### GOAL
Give an exact copy of every line, leaving images out.

### Stored data entries
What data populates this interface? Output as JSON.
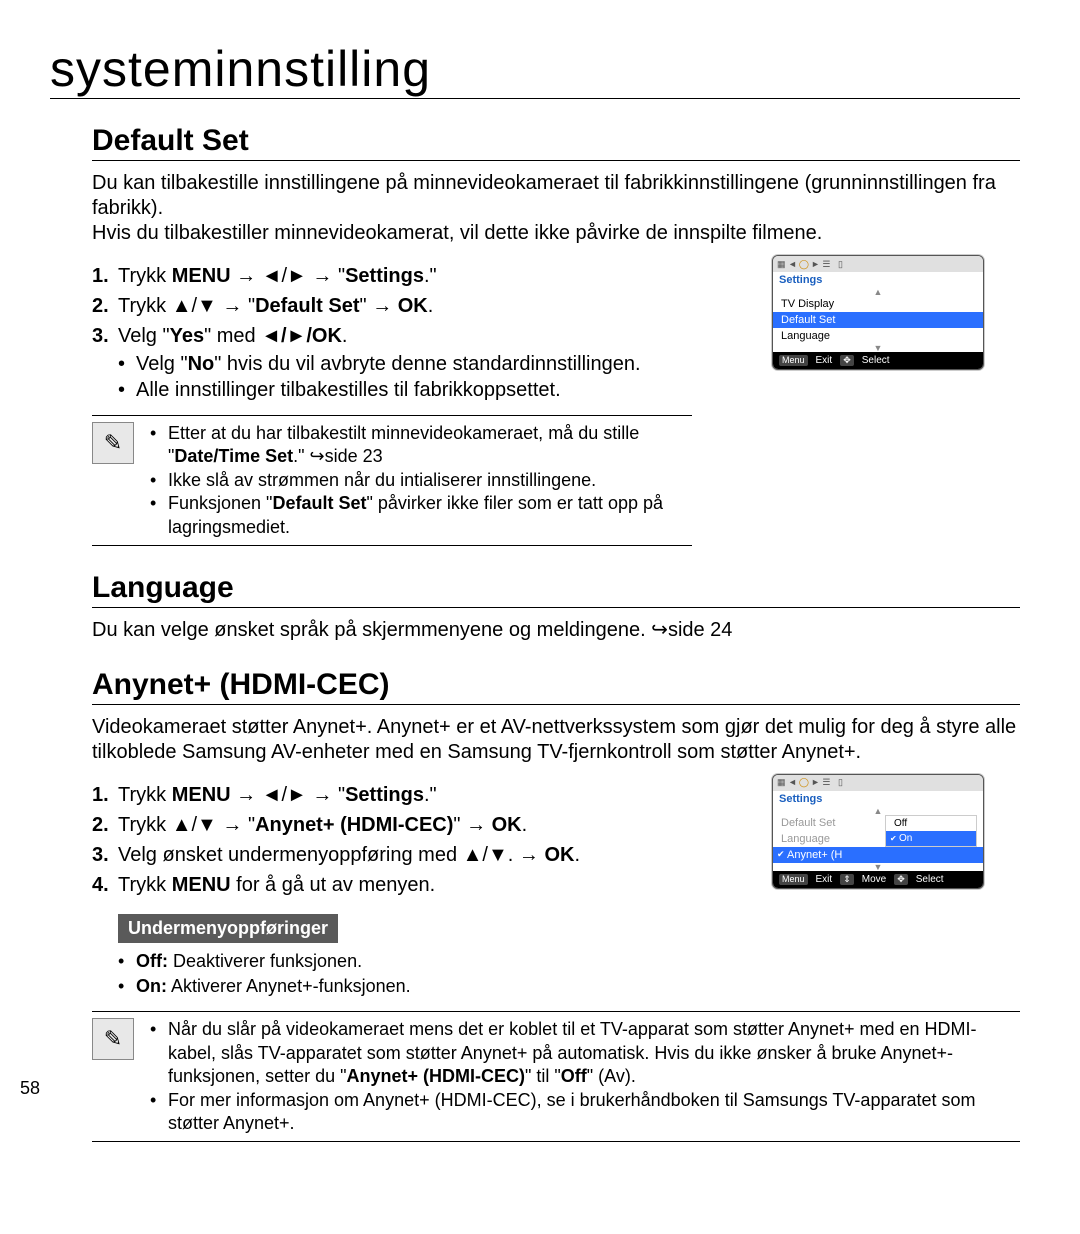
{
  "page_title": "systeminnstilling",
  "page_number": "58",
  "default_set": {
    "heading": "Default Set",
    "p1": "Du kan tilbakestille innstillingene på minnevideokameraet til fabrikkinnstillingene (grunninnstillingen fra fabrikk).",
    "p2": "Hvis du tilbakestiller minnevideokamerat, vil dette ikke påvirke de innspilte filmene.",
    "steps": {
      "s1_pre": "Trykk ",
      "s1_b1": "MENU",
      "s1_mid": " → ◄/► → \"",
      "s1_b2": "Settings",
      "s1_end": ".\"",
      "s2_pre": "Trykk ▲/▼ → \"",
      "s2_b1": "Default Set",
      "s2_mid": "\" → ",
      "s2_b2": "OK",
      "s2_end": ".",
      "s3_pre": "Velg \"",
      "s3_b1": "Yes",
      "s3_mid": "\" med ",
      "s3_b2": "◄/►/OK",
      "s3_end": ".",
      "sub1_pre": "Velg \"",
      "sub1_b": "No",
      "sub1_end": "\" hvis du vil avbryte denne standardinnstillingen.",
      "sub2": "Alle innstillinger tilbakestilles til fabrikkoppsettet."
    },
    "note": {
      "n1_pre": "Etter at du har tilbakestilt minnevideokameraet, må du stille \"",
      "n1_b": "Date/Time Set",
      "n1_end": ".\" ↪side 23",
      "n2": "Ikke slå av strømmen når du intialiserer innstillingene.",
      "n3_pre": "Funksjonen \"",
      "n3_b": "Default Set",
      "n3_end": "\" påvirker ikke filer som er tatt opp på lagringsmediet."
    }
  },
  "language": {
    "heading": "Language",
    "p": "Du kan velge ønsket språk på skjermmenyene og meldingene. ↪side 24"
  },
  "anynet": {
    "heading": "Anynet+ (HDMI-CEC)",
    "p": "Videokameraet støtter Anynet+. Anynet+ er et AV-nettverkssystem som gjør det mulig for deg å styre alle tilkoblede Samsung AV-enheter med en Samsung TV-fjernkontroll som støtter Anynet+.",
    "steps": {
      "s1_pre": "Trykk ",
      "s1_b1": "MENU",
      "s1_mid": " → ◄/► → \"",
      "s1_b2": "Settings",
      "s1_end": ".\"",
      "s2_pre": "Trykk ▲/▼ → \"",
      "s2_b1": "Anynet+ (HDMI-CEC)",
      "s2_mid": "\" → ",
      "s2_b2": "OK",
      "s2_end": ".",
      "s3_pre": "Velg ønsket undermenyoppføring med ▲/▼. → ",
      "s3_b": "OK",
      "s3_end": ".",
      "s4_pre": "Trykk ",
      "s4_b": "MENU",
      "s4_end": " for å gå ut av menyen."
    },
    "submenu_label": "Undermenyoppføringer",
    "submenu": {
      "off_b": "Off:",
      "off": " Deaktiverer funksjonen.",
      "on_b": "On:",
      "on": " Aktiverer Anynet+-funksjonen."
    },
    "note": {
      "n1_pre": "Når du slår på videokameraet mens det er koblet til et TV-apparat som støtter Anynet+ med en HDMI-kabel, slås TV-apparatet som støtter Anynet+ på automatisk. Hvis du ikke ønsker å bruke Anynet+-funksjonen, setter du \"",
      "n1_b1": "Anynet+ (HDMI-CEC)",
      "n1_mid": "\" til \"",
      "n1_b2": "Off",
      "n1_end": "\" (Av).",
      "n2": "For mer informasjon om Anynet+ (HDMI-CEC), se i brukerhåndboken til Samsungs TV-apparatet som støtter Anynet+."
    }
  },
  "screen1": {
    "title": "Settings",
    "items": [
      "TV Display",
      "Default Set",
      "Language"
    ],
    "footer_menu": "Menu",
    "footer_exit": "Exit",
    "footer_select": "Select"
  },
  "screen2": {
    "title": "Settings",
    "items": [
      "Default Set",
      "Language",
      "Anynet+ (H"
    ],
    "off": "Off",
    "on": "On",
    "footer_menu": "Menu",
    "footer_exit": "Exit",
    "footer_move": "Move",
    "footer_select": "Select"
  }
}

### RESULT
What data populates this interface? Output as JSON.
{
  "page_title": "systeminnstilling",
  "page_number": "58",
  "default_set": {
    "heading": "Default Set",
    "p1": "Du kan tilbakestille innstillingene på minnevideokameraet til fabrikkinnstillingene (grunninnstillingen fra fabrikk).",
    "p2": "Hvis du tilbakestiller minnevideokamerat, vil dette ikke påvirke de innspilte filmene.",
    "steps": {
      "s1_pre": "Trykk ",
      "s1_b1": "MENU",
      "s1_mid": " → ◄/► → \"",
      "s1_b2": "Settings",
      "s1_end": ".\"",
      "s2_pre": "Trykk ▲/▼ → \"",
      "s2_b1": "Default Set",
      "s2_mid": "\" → ",
      "s2_b2": "OK",
      "s2_end": ".",
      "s3_pre": "Velg \"",
      "s3_b1": "Yes",
      "s3_mid": "\" med ",
      "s3_b2": "◄/►/OK",
      "s3_end": ".",
      "sub1_pre": "Velg \"",
      "sub1_b": "No",
      "sub1_end": "\" hvis du vil avbryte denne standardinnstillingen.",
      "sub2": "Alle innstillinger tilbakestilles til fabrikkoppsettet."
    },
    "note": {
      "n1_pre": "Etter at du har tilbakestilt minnevideokameraet, må du stille \"",
      "n1_b": "Date/Time Set",
      "n1_end": ".\" ↪side 23",
      "n2": "Ikke slå av strømmen når du intialiserer innstillingene.",
      "n3_pre": "Funksjonen \"",
      "n3_b": "Default Set",
      "n3_end": "\" påvirker ikke filer som er tatt opp på lagringsmediet."
    }
  },
  "language": {
    "heading": "Language",
    "p": "Du kan velge ønsket språk på skjermmenyene og meldingene. ↪side 24"
  },
  "anynet": {
    "heading": "Anynet+ (HDMI-CEC)",
    "p": "Videokameraet støtter Anynet+. Anynet+ er et AV-nettverkssystem som gjør det mulig for deg å styre alle tilkoblede Samsung AV-enheter med en Samsung TV-fjernkontroll som støtter Anynet+.",
    "steps": {
      "s1_pre": "Trykk ",
      "s1_b1": "MENU",
      "s1_mid": " → ◄/► → \"",
      "s1_b2": "Settings",
      "s1_end": ".\"",
      "s2_pre": "Trykk ▲/▼ → \"",
      "s2_b1": "Anynet+ (HDMI-CEC)",
      "s2_mid": "\" → ",
      "s2_b2": "OK",
      "s2_end": ".",
      "s3_pre": "Velg ønsket undermenyoppføring med ▲/▼. → ",
      "s3_b": "OK",
      "s3_end": ".",
      "s4_pre": "Trykk ",
      "s4_b": "MENU",
      "s4_end": " for å gå ut av menyen."
    },
    "submenu_label": "Undermenyoppføringer",
    "submenu": {
      "off_b": "Off:",
      "off": " Deaktiverer funksjonen.",
      "on_b": "On:",
      "on": " Aktiverer Anynet+-funksjonen."
    },
    "note": {
      "n1_pre": "Når du slår på videokameraet mens det er koblet til et TV-apparat som støtter Anynet+ med en HDMI-kabel, slås TV-apparatet som støtter Anynet+ på automatisk. Hvis du ikke ønsker å bruke Anynet+-funksjonen, setter du \"",
      "n1_b1": "Anynet+ (HDMI-CEC)",
      "n1_mid": "\" til \"",
      "n1_b2": "Off",
      "n1_end": "\" (Av).",
      "n2": "For mer informasjon om Anynet+ (HDMI-CEC), se i brukerhåndboken til Samsungs TV-apparatet som støtter Anynet+."
    }
  },
  "screen1": {
    "title": "Settings",
    "items": [
      "TV Display",
      "Default Set",
      "Language"
    ],
    "footer_menu": "Menu",
    "footer_exit": "Exit",
    "footer_select": "Select"
  },
  "screen2": {
    "title": "Settings",
    "items": [
      "Default Set",
      "Language",
      "Anynet+ (H"
    ],
    "off": "Off",
    "on": "On",
    "footer_menu": "Menu",
    "footer_exit": "Exit",
    "footer_move": "Move",
    "footer_select": "Select"
  }
}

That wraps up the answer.